DIRECTIONS FOR THIS TASK:
Answer with a single number: the count of lines that hold "электронной".

EXERCISE DATA:
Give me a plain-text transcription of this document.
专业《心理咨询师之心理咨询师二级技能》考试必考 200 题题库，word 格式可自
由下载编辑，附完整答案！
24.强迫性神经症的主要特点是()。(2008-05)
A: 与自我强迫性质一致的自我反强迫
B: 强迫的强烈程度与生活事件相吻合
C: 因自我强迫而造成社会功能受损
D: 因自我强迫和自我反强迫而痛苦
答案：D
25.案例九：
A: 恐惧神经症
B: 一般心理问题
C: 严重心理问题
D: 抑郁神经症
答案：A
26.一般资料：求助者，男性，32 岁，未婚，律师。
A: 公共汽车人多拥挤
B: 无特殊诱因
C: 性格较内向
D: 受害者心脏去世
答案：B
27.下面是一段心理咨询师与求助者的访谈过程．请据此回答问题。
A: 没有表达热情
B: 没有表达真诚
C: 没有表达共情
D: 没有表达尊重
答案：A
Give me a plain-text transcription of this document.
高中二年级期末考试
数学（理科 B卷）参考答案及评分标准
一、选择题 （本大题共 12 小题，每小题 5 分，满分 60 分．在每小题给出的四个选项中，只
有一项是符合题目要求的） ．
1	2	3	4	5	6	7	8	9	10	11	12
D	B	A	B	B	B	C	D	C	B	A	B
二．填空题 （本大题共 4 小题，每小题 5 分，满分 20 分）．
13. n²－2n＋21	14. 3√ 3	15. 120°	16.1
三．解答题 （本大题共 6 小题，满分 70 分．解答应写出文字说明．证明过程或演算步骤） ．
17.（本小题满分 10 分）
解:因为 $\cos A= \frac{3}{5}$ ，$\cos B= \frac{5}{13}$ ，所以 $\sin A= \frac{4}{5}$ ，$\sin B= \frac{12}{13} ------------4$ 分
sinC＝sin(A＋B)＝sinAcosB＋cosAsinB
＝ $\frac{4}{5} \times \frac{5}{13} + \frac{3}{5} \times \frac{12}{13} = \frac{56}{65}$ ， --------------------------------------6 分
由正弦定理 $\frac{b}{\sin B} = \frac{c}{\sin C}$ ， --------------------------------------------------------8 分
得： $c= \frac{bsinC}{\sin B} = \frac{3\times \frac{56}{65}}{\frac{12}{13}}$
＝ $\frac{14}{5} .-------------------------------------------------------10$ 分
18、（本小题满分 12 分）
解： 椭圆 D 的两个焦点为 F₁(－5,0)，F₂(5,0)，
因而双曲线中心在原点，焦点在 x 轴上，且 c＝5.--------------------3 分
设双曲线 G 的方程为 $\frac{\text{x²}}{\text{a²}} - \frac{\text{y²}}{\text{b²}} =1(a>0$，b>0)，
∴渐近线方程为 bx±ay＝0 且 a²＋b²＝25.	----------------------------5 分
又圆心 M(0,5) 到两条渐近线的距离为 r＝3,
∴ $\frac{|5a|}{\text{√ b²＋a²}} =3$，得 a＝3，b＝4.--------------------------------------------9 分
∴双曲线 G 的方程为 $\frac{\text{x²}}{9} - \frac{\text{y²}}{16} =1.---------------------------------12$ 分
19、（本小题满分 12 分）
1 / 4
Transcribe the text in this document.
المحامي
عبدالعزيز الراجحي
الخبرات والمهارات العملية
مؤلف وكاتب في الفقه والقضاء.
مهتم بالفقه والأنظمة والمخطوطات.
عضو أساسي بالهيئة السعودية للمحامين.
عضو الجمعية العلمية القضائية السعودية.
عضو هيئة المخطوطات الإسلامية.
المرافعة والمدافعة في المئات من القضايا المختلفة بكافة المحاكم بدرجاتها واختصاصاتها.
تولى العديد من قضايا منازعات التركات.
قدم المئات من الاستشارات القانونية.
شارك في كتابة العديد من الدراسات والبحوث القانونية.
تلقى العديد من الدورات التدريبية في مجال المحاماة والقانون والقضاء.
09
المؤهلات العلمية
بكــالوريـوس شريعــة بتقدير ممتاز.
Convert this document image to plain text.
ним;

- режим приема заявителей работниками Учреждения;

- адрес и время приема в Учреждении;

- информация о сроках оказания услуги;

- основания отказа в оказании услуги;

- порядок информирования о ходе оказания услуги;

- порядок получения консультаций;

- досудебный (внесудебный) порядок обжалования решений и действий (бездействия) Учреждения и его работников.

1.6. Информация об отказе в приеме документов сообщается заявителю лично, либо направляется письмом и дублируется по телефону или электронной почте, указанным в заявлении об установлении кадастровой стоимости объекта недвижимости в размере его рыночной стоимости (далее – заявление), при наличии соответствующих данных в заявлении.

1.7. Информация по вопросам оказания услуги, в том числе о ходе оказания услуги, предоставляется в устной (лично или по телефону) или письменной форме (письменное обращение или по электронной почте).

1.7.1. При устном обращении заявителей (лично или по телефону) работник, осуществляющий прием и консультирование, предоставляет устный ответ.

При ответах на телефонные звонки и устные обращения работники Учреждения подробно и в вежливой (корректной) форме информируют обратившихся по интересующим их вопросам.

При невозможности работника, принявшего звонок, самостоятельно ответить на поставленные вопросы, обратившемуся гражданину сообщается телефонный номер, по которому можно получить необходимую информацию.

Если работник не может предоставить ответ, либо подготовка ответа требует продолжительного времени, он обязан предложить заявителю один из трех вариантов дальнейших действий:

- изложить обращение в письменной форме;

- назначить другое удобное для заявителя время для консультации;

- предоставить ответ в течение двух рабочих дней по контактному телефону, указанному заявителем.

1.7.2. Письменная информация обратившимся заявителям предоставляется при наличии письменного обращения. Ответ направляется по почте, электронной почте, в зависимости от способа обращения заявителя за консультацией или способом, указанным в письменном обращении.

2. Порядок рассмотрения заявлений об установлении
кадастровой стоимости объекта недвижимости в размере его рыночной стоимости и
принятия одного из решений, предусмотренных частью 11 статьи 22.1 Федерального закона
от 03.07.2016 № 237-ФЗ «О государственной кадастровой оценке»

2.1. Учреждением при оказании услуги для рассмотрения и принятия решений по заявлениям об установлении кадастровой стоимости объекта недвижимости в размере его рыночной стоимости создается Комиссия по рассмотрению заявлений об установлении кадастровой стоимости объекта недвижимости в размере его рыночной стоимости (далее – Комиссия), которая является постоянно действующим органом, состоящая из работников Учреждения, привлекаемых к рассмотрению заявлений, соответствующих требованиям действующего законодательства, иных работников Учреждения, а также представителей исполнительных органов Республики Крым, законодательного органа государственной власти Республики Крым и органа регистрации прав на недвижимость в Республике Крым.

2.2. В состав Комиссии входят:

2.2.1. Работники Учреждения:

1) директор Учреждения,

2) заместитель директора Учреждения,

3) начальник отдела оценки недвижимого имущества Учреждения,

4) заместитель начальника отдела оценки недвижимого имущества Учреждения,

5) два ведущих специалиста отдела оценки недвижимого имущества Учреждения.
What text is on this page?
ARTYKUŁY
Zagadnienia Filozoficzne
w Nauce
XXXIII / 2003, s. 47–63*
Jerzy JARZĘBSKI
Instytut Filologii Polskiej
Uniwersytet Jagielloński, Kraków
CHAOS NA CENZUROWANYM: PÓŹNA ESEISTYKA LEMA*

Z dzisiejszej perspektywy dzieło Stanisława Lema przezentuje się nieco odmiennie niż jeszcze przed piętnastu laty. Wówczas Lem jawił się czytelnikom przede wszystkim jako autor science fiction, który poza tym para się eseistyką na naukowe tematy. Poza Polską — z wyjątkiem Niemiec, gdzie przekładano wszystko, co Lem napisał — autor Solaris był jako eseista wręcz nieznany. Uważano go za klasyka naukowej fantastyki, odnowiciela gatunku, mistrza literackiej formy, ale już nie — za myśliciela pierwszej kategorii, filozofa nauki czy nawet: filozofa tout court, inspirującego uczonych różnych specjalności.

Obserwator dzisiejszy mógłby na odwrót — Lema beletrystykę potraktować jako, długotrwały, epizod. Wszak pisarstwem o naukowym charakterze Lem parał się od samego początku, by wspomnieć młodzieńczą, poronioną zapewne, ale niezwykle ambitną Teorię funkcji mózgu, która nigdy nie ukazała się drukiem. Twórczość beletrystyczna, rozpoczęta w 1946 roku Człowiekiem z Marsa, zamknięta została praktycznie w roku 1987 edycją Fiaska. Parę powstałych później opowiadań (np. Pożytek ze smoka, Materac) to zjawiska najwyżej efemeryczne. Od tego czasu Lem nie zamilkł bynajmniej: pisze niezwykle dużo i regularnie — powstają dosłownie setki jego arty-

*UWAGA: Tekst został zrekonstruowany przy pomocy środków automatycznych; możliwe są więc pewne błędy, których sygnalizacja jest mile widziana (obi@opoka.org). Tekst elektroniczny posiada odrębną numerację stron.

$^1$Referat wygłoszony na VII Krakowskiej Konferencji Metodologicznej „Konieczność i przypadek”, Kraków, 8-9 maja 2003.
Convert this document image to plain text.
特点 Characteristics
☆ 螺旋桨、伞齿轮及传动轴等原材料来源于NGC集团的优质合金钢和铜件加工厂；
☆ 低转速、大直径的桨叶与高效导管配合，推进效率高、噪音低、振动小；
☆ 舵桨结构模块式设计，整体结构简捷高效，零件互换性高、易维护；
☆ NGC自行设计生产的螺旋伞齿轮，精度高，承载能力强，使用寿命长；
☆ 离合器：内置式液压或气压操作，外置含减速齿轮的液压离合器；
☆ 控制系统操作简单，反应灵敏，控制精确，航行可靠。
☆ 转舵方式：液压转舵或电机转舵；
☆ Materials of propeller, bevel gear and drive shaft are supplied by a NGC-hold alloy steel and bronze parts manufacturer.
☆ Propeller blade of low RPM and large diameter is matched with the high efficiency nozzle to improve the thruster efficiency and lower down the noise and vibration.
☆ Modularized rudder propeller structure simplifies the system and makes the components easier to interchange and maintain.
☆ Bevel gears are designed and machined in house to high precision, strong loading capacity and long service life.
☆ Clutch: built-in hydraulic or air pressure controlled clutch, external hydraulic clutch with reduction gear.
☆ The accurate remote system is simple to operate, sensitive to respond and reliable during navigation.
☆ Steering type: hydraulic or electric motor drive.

CORRECT ANSWER:
3